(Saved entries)

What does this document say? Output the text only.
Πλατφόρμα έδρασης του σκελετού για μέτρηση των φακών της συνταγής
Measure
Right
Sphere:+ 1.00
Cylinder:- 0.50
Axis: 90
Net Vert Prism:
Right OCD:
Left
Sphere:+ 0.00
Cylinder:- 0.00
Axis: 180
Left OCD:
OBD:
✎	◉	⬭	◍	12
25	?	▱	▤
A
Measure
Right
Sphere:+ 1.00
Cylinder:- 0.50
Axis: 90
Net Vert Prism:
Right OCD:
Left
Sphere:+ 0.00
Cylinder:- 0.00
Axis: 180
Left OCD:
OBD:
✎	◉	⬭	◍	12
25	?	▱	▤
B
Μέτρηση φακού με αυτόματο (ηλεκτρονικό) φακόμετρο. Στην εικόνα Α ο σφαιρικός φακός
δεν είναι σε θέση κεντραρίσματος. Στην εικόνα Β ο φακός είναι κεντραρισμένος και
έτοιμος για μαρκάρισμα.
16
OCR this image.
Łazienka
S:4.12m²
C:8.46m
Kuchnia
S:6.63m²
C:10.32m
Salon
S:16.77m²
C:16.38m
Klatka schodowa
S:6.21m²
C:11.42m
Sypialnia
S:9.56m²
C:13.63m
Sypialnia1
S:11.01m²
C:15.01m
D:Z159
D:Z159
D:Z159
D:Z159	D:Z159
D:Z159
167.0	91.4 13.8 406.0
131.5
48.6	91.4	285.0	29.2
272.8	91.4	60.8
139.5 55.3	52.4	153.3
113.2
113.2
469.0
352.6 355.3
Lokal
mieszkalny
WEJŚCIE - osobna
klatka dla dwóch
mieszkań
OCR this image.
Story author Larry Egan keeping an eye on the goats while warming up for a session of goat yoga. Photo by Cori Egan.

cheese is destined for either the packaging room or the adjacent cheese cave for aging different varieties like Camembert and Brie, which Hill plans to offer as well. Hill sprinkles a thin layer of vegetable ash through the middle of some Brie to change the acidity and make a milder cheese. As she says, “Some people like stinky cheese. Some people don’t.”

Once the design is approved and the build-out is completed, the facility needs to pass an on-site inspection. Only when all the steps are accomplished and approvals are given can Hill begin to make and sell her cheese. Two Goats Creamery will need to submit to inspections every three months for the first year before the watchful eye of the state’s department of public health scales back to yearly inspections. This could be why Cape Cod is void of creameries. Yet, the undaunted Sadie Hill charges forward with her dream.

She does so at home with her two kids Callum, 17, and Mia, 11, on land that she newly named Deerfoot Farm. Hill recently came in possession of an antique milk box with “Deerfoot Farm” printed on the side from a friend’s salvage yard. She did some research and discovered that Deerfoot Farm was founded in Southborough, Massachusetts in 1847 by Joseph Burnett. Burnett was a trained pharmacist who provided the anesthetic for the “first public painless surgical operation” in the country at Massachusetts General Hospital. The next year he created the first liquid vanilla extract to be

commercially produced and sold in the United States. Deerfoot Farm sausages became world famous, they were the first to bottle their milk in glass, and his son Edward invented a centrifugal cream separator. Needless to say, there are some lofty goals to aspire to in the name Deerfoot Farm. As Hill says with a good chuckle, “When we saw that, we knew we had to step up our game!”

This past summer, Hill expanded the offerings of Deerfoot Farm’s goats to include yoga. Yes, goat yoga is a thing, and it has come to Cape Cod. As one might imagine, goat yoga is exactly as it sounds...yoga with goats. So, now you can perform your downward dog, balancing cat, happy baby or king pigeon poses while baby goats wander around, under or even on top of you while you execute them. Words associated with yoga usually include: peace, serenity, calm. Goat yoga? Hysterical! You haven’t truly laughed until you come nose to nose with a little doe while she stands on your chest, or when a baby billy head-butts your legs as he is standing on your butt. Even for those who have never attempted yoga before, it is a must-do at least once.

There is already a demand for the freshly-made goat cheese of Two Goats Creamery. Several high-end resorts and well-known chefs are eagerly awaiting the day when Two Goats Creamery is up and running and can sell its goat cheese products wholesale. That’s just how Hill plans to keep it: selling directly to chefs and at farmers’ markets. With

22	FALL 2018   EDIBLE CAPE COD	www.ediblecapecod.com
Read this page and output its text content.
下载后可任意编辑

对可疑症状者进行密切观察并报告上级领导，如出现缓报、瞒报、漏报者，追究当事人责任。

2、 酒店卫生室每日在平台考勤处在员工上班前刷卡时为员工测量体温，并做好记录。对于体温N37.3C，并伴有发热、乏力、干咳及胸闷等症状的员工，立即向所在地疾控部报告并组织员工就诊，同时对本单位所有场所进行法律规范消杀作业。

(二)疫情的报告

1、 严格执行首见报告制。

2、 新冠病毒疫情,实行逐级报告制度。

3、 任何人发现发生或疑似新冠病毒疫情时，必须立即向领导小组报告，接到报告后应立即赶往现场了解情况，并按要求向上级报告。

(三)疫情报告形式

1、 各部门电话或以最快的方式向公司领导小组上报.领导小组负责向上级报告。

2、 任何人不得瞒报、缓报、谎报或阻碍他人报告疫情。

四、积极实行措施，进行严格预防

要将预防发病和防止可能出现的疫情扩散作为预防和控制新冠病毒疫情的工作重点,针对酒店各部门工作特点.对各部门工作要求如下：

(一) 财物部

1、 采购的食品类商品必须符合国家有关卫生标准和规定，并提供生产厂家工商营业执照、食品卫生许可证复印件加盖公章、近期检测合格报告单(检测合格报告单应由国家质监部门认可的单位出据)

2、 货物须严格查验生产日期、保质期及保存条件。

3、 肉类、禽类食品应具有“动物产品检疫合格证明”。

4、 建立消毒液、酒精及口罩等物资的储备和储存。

▸ **TASK**:
Check each line above for the string "φακός", then copy the ones that have it.

▸ **ANSWER TO THE TASK**:
Μέτρηση φακού με αυτόματο (ηλεκτρονικό) φακόμετρο. Στην εικόνα Α ο σφαιρικός φακός
δεν είναι σε θέση κεντραρίσματος. Στην εικόνα Β ο φακός είναι κεντραρισμένος και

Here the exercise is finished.